++++ Items

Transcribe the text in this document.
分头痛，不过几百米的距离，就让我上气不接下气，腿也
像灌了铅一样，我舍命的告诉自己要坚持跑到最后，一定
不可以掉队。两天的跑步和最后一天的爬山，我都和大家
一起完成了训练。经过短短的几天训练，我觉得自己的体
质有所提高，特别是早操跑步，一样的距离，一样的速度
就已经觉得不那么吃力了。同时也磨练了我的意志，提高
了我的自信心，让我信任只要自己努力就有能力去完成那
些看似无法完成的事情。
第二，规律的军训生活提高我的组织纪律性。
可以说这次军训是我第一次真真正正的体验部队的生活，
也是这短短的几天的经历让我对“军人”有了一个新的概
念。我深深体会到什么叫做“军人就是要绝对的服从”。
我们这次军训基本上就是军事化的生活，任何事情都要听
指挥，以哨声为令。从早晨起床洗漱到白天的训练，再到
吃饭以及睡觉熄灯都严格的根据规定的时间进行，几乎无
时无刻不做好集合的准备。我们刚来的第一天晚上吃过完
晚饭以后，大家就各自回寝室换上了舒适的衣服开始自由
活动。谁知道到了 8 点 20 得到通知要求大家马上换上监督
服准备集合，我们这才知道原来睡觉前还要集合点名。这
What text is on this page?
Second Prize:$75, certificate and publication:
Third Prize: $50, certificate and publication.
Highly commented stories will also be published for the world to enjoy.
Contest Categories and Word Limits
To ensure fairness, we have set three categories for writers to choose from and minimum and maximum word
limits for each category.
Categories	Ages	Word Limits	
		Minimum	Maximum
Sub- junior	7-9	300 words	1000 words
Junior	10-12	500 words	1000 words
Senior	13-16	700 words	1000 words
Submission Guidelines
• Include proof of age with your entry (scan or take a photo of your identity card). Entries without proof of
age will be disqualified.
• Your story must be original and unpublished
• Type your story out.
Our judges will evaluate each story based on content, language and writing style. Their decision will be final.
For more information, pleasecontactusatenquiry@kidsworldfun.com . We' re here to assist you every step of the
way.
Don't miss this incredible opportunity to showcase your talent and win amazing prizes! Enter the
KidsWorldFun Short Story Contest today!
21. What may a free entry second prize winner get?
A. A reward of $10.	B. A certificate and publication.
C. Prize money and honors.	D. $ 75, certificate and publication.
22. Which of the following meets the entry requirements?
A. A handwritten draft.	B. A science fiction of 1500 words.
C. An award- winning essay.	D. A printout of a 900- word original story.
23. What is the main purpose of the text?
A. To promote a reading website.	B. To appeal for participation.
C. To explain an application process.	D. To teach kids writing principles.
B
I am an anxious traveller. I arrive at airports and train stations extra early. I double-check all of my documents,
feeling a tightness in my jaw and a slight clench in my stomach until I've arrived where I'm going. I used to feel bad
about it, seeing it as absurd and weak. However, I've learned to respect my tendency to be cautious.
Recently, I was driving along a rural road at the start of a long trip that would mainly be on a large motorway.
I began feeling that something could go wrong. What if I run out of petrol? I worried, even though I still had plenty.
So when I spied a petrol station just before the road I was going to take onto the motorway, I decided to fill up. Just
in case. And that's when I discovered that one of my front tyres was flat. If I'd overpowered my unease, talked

++++++++

Each of the records should be retyped exactly.

Transcribe the text in this document.
分头痛，不过几百米的距离，就让我上气不接下气，腿也
像灌了铅一样，我舍命的告诉自己要坚持跑到最后，一定
不可以掉队。两天的跑步和最后一天的爬山，我都和大家
一起完成了训练。经过短短的几天训练，我觉得自己的体
质有所提高，特别是早操跑步，一样的距离，一样的速度
就已经觉得不那么吃力了。同时也磨练了我的意志，提高
了我的自信心，让我信任只要自己努力就有能力去完成那
些看似无法完成的事情。
第二，规律的军训生活提高我的组织纪律性。
可以说这次军训是我第一次真真正正的体验部队的生活，
也是这短短的几天的经历让我对“军人”有了一个新的概
念。我深深体会到什么叫做“军人就是要绝对的服从”。
我们这次军训基本上就是军事化的生活，任何事情都要听
指挥，以哨声为令。从早晨起床洗漱到白天的训练，再到
吃饭以及睡觉熄灯都严格的根据规定的时间进行，几乎无
时无刻不做好集合的准备。我们刚来的第一天晚上吃过完
晚饭以后，大家就各自回寝室换上了舒适的衣服开始自由
活动。谁知道到了 8 点 20 得到通知要求大家马上换上监督
服准备集合，我们这才知道原来睡觉前还要集合点名。这
What text is on this page?
Second Prize:$75, certificate and publication:
Third Prize: $50, certificate and publication.
Highly commented stories will also be published for the world to enjoy.
Contest Categories and Word Limits
To ensure fairness, we have set three categories for writers to choose from and minimum and maximum word
limits for each category.
Categories	Ages	Word Limits	
		Minimum	Maximum
Sub- junior	7-9	300 words	1000 words
Junior	10-12	500 words	1000 words
Senior	13-16	700 words	1000 words
Submission Guidelines
• Include proof of age with your entry (scan or take a photo of your identity card). Entries without proof of
age will be disqualified.
• Your story must be original and unpublished
• Type your story out.
Our judges will evaluate each story based on content, language and writing style. Their decision will be final.
For more information, pleasecontactusatenquiry@kidsworldfun.com . We' re here to assist you every step of the
way.
Don't miss this incredible opportunity to showcase your talent and win amazing prizes! Enter the
KidsWorldFun Short Story Contest today!
21. What may a free entry second prize winner get?
A. A reward of $10.	B. A certificate and publication.
C. Prize money and honors.	D. $ 75, certificate and publication.
22. Which of the following meets the entry requirements?
A. A handwritten draft.	B. A science fiction of 1500 words.
C. An award- winning essay.	D. A printout of a 900- word original story.
23. What is the main purpose of the text?
A. To promote a reading website.	B. To appeal for participation.
C. To explain an application process.	D. To teach kids writing principles.
B
I am an anxious traveller. I arrive at airports and train stations extra early. I double-check all of my documents,
feeling a tightness in my jaw and a slight clench in my stomach until I've arrived where I'm going. I used to feel bad
about it, seeing it as absurd and weak. However, I've learned to respect my tendency to be cautious.
Recently, I was driving along a rural road at the start of a long trip that would mainly be on a large motorway.
I began feeling that something could go wrong. What if I run out of petrol? I worried, even though I still had plenty.
So when I spied a petrol station just before the road I was going to take onto the motorway, I decided to fill up. Just
in case. And that's when I discovered that one of my front tyres was flat. If I'd overpowered my unease, talked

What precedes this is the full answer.